- [SOURCE PASSAGE]:
>>>>>
For example, can you take the absolute value of a negative number? Of a positive number? Of zero? Are there any numbers for which you cannot find the absolute value?
If you think about it, you will see that you can put any number in for x, and you will be able to find its absolute value. So, the domain of the function is (- infinity, + infinity) , since all numbers can be used. Now, for the range, think about the y-coordinates of the points on your graph. The point (0,0) is the lowest point, or minimum of your graph. So, the lowest y coordinate any of the points on your graph has is 0. So, since all of the y-coordinates of the points on your graph are greater than or equal to 0, the range of the function is: [0, + infinity) .
The graph touches the x-axis at the point (0,0), so that is your x-intercept. You will see that the graph also touches the y-axis at (0,0), so (0,0) is also your y-intercept. The graph is decreasing (slope going downhill) on the interval from (- infinity, 0) and increasing (positive slope) on the interval from (0, + infinity). So, those are the characteristics of the parent function. The characteristics of the translated function can be determined by using the characteristics of the parent function and then performing the translations given in the equation of your translated function.
<<<<<
- [EXTRACTED DATA]:
>>>>>
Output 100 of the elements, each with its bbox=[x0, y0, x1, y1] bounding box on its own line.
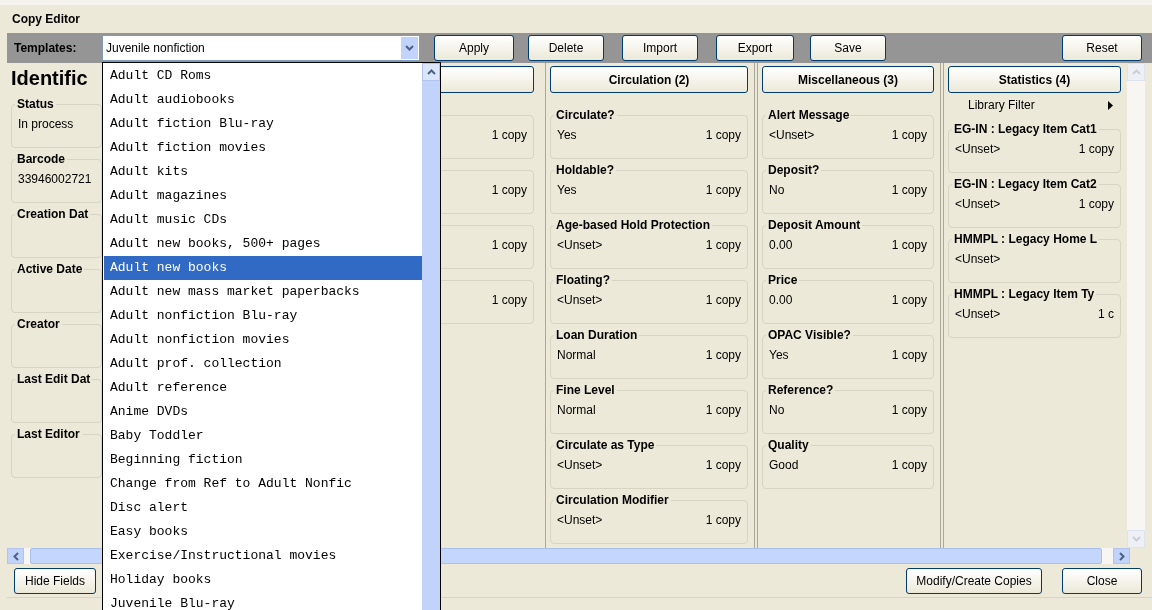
apply-button[interactable]: Apply bbox=[434, 35, 514, 61]
template-option[interactable]: Baby Toddler bbox=[104, 424, 422, 448]
template-option[interactable]: Disc alert bbox=[104, 496, 422, 520]
template-option[interactable]: Adult new books, 500+ pages bbox=[104, 232, 422, 256]
reset-button[interactable]: Reset bbox=[1062, 35, 1142, 61]
field-value[interactable]: Normal bbox=[557, 403, 596, 417]
template-option[interactable]: Adult magazines bbox=[104, 184, 422, 208]
copy-count: 1 copy bbox=[891, 293, 927, 309]
template-option[interactable]: Juvenile Blu-ray bbox=[104, 592, 422, 610]
field-value[interactable]: <Unset> bbox=[557, 513, 603, 527]
template-option[interactable]: Holiday books bbox=[104, 568, 422, 592]
field-value[interactable]: 0.00 bbox=[769, 238, 793, 252]
copy-count: 1 copy bbox=[891, 403, 927, 419]
template-option[interactable]: Adult reference bbox=[104, 376, 422, 400]
field-value[interactable]: Yes bbox=[557, 128, 577, 142]
field-label: Age-based Hold Protection bbox=[554, 218, 712, 232]
field-label: Deposit Amount bbox=[766, 218, 863, 232]
field-value[interactable]: <Unset> bbox=[557, 238, 603, 252]
copy-count: 1 copy bbox=[491, 183, 527, 199]
template-option[interactable]: Adult kits bbox=[104, 160, 422, 184]
export-button[interactable]: Export bbox=[716, 35, 794, 61]
field-value[interactable]: <Unset> bbox=[955, 252, 1001, 266]
field-value[interactable]: No bbox=[769, 183, 785, 197]
copy-count: 1 copy bbox=[1078, 197, 1114, 213]
field-value[interactable]: <Unset> bbox=[955, 307, 1001, 321]
field-label: Fine Level bbox=[554, 383, 617, 397]
copy-count: 1 copy bbox=[891, 128, 927, 144]
field-label: Last Edit Dat bbox=[15, 372, 93, 386]
field-label: Floating? bbox=[554, 273, 612, 287]
field-value[interactable]: <Unset> bbox=[955, 197, 1001, 211]
field-label: HMMPL : Legacy Item Ty bbox=[952, 287, 1097, 301]
field-label: Last Editor bbox=[15, 427, 82, 441]
template-option[interactable]: Easy books bbox=[104, 520, 422, 544]
template-option[interactable]: Exercise/Instructional movies bbox=[104, 544, 422, 568]
section-header-button[interactable]: Circulation (2) bbox=[550, 66, 748, 93]
field-value[interactable]: 33946002721 bbox=[18, 172, 92, 186]
field-value[interactable]: In process bbox=[18, 117, 74, 131]
field-value[interactable]: No bbox=[769, 403, 785, 417]
section-header-button[interactable]: Miscellaneous (3) bbox=[762, 66, 934, 93]
field-value[interactable]: Yes bbox=[557, 183, 577, 197]
import-button[interactable]: Import bbox=[622, 35, 698, 61]
section-header-button[interactable]: Statistics (4) bbox=[948, 66, 1121, 93]
scroll-left-icon[interactable] bbox=[7, 548, 24, 564]
template-option[interactable]: Adult audiobooks bbox=[104, 88, 422, 112]
copy-count: 1 copy bbox=[705, 348, 741, 364]
copy-count: 1 copy bbox=[705, 238, 741, 254]
copy-count: 1 copy bbox=[891, 458, 927, 474]
template-option[interactable]: Adult new books bbox=[104, 256, 422, 280]
template-option[interactable]: Adult music CDs bbox=[104, 208, 422, 232]
template-option[interactable]: Adult new mass market paperbacks bbox=[104, 280, 422, 304]
save-button[interactable]: Save bbox=[810, 35, 886, 61]
section-heading: Identific bbox=[11, 66, 89, 91]
copy-count: 1 c bbox=[1098, 307, 1114, 323]
modify-copies-button[interactable]: Modify/Create Copies bbox=[906, 567, 1042, 594]
template-option[interactable]: Adult nonfiction movies bbox=[104, 328, 422, 352]
template-option[interactable]: Adult CD Roms bbox=[104, 64, 422, 88]
copy-count: 1 copy bbox=[705, 183, 741, 199]
template-option[interactable]: Adult prof. collection bbox=[104, 352, 422, 376]
template-option[interactable]: Change from Ref to Adult Nonfic bbox=[104, 472, 422, 496]
library-filter-menu[interactable]: Library Filter bbox=[968, 96, 1113, 114]
field-value[interactable]: <Unset> bbox=[557, 293, 603, 307]
template-option[interactable]: Anime DVDs bbox=[104, 400, 422, 424]
field-label: Barcode bbox=[15, 152, 68, 166]
field-label: Alert Message bbox=[766, 108, 852, 122]
field-label: Creation Dat bbox=[15, 207, 91, 221]
field-label: Holdable? bbox=[554, 163, 616, 177]
field-label: Loan Duration bbox=[554, 328, 640, 342]
copy-count: 1 copy bbox=[705, 513, 741, 529]
hide-fields-button[interactable]: Hide Fields bbox=[14, 567, 96, 594]
template-option[interactable]: Adult fiction movies bbox=[104, 136, 422, 160]
copy-count: 1 copy bbox=[891, 183, 927, 199]
template-option[interactable]: Adult fiction Blu-ray bbox=[104, 112, 422, 136]
field-value[interactable]: Yes bbox=[769, 348, 789, 362]
field-label: Reference? bbox=[766, 383, 836, 397]
template-option[interactable]: Adult nonfiction Blu-ray bbox=[104, 304, 422, 328]
field-value[interactable]: Good bbox=[769, 458, 799, 472]
template-select[interactable]: Juvenile nonfiction bbox=[102, 35, 420, 61]
field-value[interactable]: <Unset> bbox=[955, 142, 1001, 156]
field-value[interactable]: 0.00 bbox=[769, 293, 793, 307]
field-value[interactable]: Normal bbox=[557, 348, 596, 362]
field-label: Quality bbox=[766, 438, 811, 452]
copy-count: 1 copy bbox=[705, 403, 741, 419]
template-option[interactable]: Beginning fiction bbox=[104, 448, 422, 472]
field-value[interactable]: <Unset> bbox=[557, 458, 603, 472]
field-label: EG-IN : Legacy Item Cat2 bbox=[952, 177, 1099, 191]
list-scrollbar[interactable] bbox=[422, 63, 440, 610]
window-title: Copy Editor bbox=[12, 11, 80, 28]
submenu-arrow-icon bbox=[1108, 100, 1113, 110]
field-label: Status bbox=[15, 97, 56, 111]
copy-count: 1 copy bbox=[1078, 142, 1114, 158]
field-value[interactable]: <Unset> bbox=[769, 128, 815, 142]
copy-count: 1 copy bbox=[891, 348, 927, 364]
scroll-up-icon[interactable] bbox=[422, 63, 440, 81]
copy-count: 1 copy bbox=[705, 128, 741, 144]
copy-count: 1 copy bbox=[491, 293, 527, 309]
delete-button[interactable]: Delete bbox=[528, 35, 604, 61]
field-label: OPAC Visible? bbox=[766, 328, 853, 342]
copy-count: 1 copy bbox=[491, 128, 527, 144]
scroll-right-icon[interactable] bbox=[1113, 548, 1130, 564]
close-button[interactable]: Close bbox=[1062, 567, 1142, 594]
<<<<<
- [DIRECTIONS FOR THIS TASK]: Write out the absolute value passage above between "The graph touches" and "your translated function.", inclusive, substituting "base function" for "parent function".

- [TASK RESPONSE]:
The graph touches the x-axis at the point (0,0), so that is your x-intercept. You will see that the graph also touches the y-axis at (0,0), so (0,0) is also your y-intercept. The graph is decreasing (slope going downhill) on the interval from (- infinity, 0) and increasing (positive slope) on the interval from (0, + infinity). So, those are the characteristics of the base function. The characteristics of the translated function can be determined by using the characteristics of the base function and then performing the translations given in the equation of your translated function.